- Soal Tugas A
Jawab pertanyaan berikut berdasarkan artikel tentang kelompok Islam dan sekuler.
(i) Menurut Perjanjian Sykes-Picot, Suriah dan Lebanon dikuasai siapa?
(ii) Libia dijajah oleh negara mana?
(iii) Indonesia dijajah oleh siapa?
- Soal Tugas B
Tentukan apakah tiap pernyataan di bawah sesuai dengan artikel tentang kelompok Islam dan sekuler. Jawab ya atau tidak, lalu kutip kata-kata artikel yang menjadi penentunya.
(i) Perjanjian Sykes-Picot dibuat secara terbuka oleh Inggris dan Perancis.
(ii) Mesir saat itu sudah dijajah Inggris.
(iii) Perlawanan di Indonesia dilakukan oleh tokoh-tokoh lokal secara sporadis.
- Soal Tugas C
Salin persis bagian artikel tentang kelompok Islam dan sekuler, mulai dari "Turki yang semula" dan terus sampai "dijajah oleh Belanda.".

- Teks Bacaan
Berita

Ilustrasi/Net

Muhammad Najib

Pertarungan Antara Kelompok Islam Melawan Kelompok Sekuler Dalam Politik Di Dunia Islam

JUMAT, 27 MARET 2020 | 09:48 WIB | OLEH: DR. MUHAMMAD NAJIB

KEKALAHAN dunia Islam melawan Barat ditandai oleh kekalahan dan hancurnya Kesultanan Turki Usmani pada Perang Dunia Pertama.

Kemudian dilanjutkan dengan dibagi-baginya wilayah kekuasaan Turki khususnya yang berada di Dunia Arab oleh pemenang perang sesuai Perjanjian Sykes-Picot yang dibuat secara rahasia oleh pemerintah Inggris dengan Perancis, kemudian disetujui oleh Rusia.

Berdasarkan perjanjian ini, Suriah dan Lebanon dikuasai Perancis, sementara Inggris kebagian: Palestina, Yordania, Irak, dan seluruh negara Arab di kawasan Teluk.


Sementara Hijaz dan Najd yang kini disebutkan Arab Saudi diberikan kepada para pemimpin Arab yang membantu Inggris dalam menghadapi Turki sebagai imbalan.

Negara-negara Arab di kawasan Afrika Utara seperti Mesir, saat itu sudah dijajah Inggris, Al Jazair, Tunisia, dan Maroko dijajah Perancis, sedangkan Libia dijajah Itali.

Turki yang semula menjadi simbol kekuatan Islam, sekaligus sebagai benteng dan pelindung dunia Muslim, pasca perang dikuasai oleh kekuatan sekuler anti Islam.

Selanjutnya negara-negara Arab yang dikuasai oleh Inggris maupun Perancis sebagai penjajah, memfasilitasi sekaligus melindungi berkembangnya kelompok sekuler yang secara cepat melakukan mobilisasi fertikal untuk mendominasi kekuatan politik dalam upaya menguasai negara.

Di negara-negara Muslim di luar kawasan Timur Tengah dan Afrika Utara (MENA) sudah lebih dahulu mengalami proses ini, termasuk Malaysia yang dijajah Inggris dan Indonesia yang dijajah oleh Belanda.

Di Indonesia perlawanan terhadap para penjajah tidak pernah berhenti, dilakukan oleh tokoh-tokoh lokal secara sporadis yang selalu berujung dengan kekalahan. Salah satunya dikarenakan kemampuan penjajah dalam mempraktikan teori pecah-belah dan teori belah bambu, tentu saja faktor kolonial didukung oleh peralatan militer dan teori perang yang lebih canggih tidak bisa diabaikan.

Perlawanan mulai menemukan bentuknya, ketika bangsa Indonesia mulai mengenal organisasi modern yang mampu memobilisasi kekuatan politik secara nasional.

- Bahan yang Diberikan
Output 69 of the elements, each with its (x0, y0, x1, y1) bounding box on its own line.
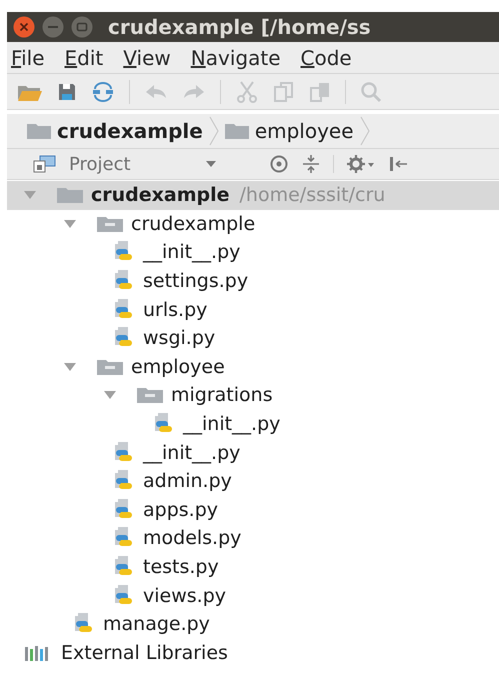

- Jawaban Lengkap A
(i) Perancis
(ii) Itali
(iii) Belanda

- Jawaban Lengkap B
(i) Tidak: "dibuat secara rahasia oleh pemerintah Inggris dengan Perancis"
(ii) Ya: "Mesir, saat itu sudah dijajah Inggris"
(iii) Ya: "dilakukan oleh tokoh-tokoh lokal secara sporadis"

- Jawaban Lengkap C
Turki yang semula menjadi simbol kekuatan Islam, sekaligus sebagai benteng dan pelindung dunia Muslim, pasca perang dikuasai oleh kekuatan sekuler anti Islam.

Selanjutnya negara-negara Arab yang dikuasai oleh Inggris maupun Perancis sebagai penjajah, memfasilitasi sekaligus melindungi berkembangnya kelompok sekuler yang secara cepat melakukan mobilisasi fertikal untuk mendominasi kekuatan politik dalam upaya menguasai negara.

Di negara-negara Muslim di luar kawasan Timur Tengah dan Afrika Utara (MENA) sudah lebih dahulu mengalami proses ini, termasuk Malaysia yang dijajah Inggris dan Indonesia yang dijajah oleh Belanda.